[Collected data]
---

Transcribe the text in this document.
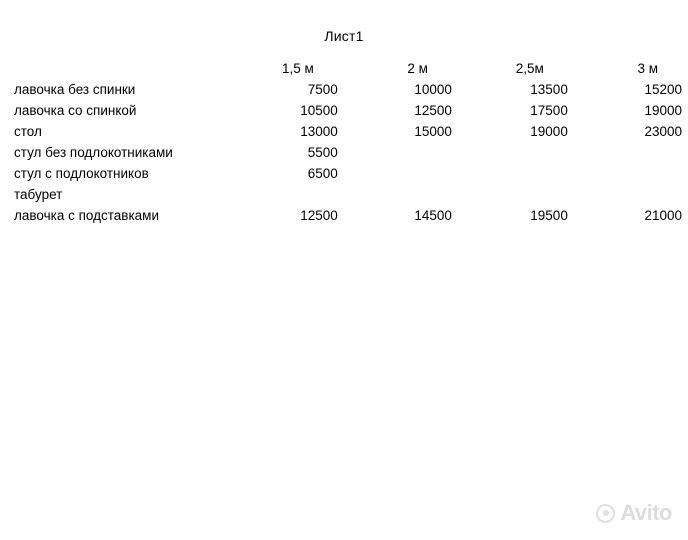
Лист1
	1,5 м	2 м	2,5м	3 м
лавочка без спинки	7500	10000	13500	15200
лавочка со спинкой	10500	12500	17500	19000
стол	13000	15000	19000	23000
стул без подлокотниками	5500			
стул с подлокотников	6500			
табурет				
лавочка с подставками	12500	14500	19500	21000
Avito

---

#### [Short exercise]
Leaving out the pictures, repeat the data above exactly.

#### [Reply]
Transcribe the text in this document.
Лист1
	1,5 м	2 м	2,5м	3 м
лавочка без спинки	7500	10000	13500	15200
лавочка со спинкой	10500	12500	17500	19000
стол	13000	15000	19000	23000
стул без подлокотниками	5500			
стул с подлокотников	6500			
табурет				
лавочка с подставками	12500	14500	19500	21000
Avito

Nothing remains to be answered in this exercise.